Aim of the exercise:
Repeat the listing that follows, character for character, minus the pictures.

________________________________________

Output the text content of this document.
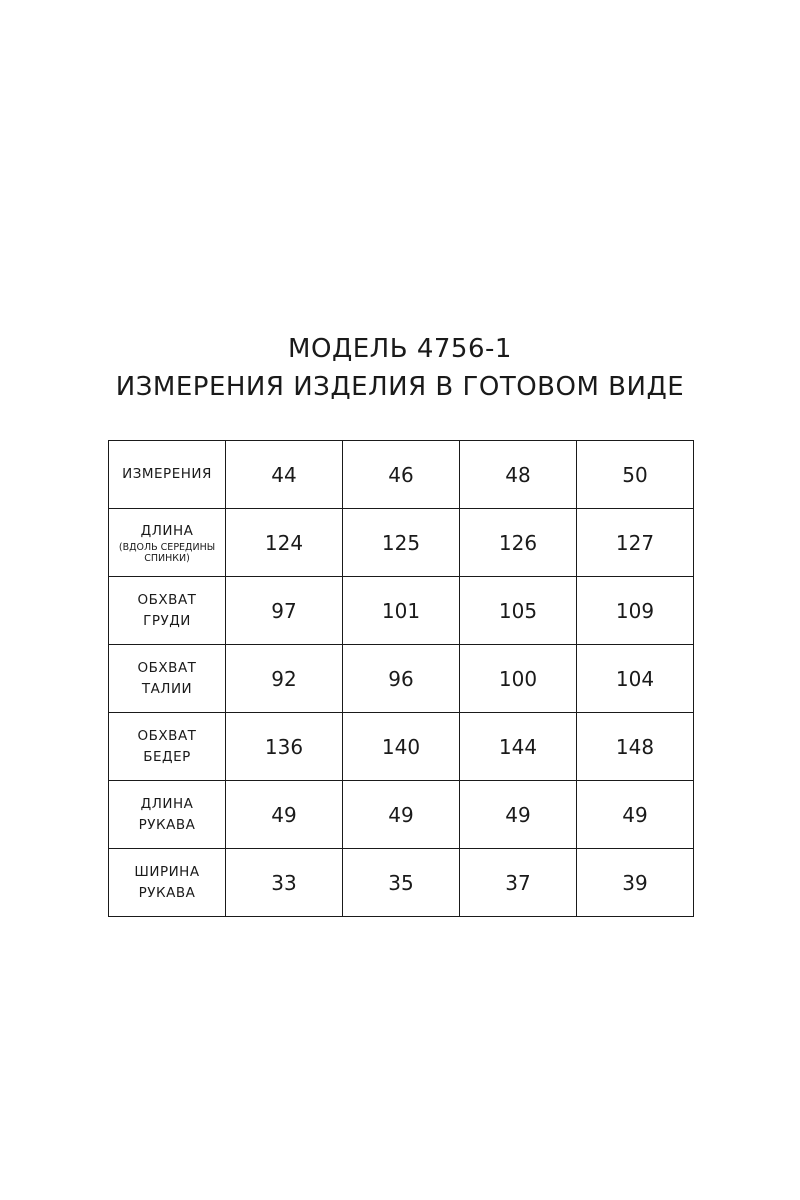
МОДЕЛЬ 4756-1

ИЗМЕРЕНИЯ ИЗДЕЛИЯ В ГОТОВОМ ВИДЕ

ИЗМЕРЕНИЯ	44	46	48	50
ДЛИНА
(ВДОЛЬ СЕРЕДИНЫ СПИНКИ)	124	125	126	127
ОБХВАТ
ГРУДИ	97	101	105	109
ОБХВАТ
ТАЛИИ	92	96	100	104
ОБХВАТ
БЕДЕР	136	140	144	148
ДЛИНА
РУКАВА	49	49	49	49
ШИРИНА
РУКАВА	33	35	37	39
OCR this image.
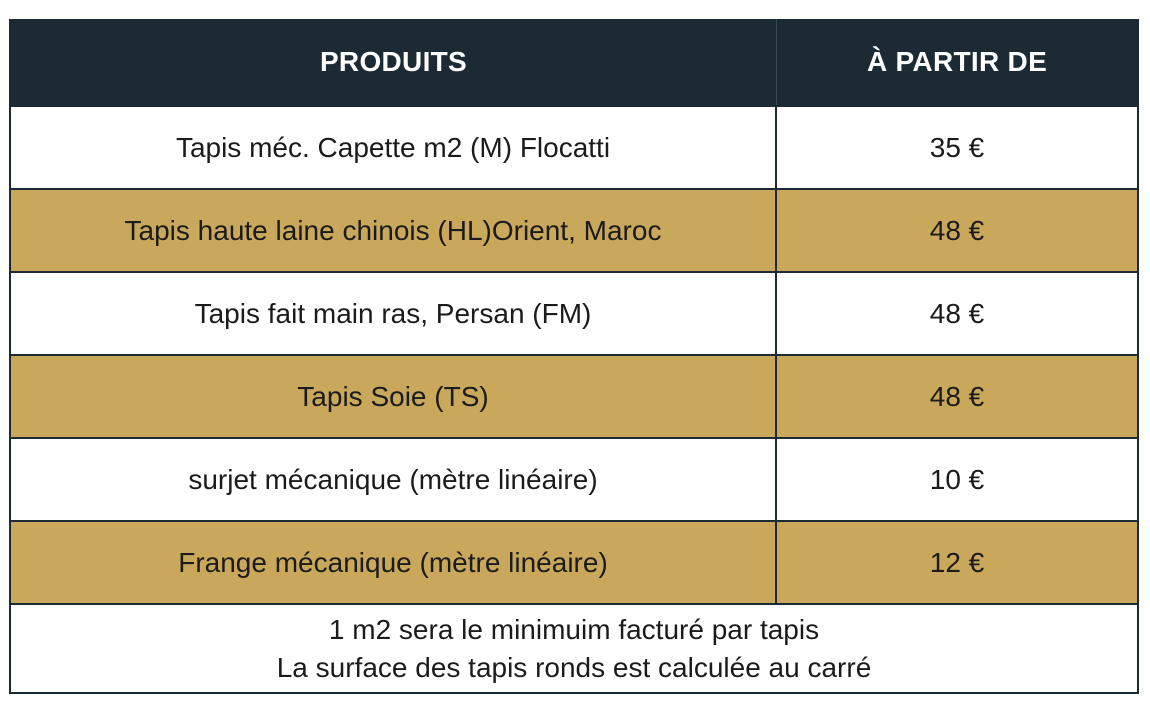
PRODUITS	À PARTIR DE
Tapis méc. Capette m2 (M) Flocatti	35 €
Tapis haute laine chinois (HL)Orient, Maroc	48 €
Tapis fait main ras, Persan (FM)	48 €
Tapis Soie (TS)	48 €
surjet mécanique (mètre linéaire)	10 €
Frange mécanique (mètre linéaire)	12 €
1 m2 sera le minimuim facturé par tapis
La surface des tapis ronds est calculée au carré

________________________________________

Written reply:
Output the text content of this document.
МОДЕЛЬ 4756-1

ИЗМЕРЕНИЯ ИЗДЕЛИЯ В ГОТОВОМ ВИДЕ

ИЗМЕРЕНИЯ	44	46	48	50
ДЛИНА
(ВДОЛЬ СЕРЕДИНЫ СПИНКИ)	124	125	126	127
ОБХВАТ
ГРУДИ	97	101	105	109
ОБХВАТ
ТАЛИИ	92	96	100	104
ОБХВАТ
БЕДЕР	136	140	144	148
ДЛИНА
РУКАВА	49	49	49	49
ШИРИНА
РУКАВА	33	35	37	39
OCR this image.
PRODUITS	À PARTIR DE
Tapis méc. Capette m2 (M) Flocatti	35 €
Tapis haute laine chinois (HL)Orient, Maroc	48 €
Tapis fait main ras, Persan (FM)	48 €
Tapis Soie (TS)	48 €
surjet mécanique (mètre linéaire)	10 €
Frange mécanique (mètre linéaire)	12 €
1 m2 sera le minimuim facturé par tapis
La surface des tapis ronds est calculée au carré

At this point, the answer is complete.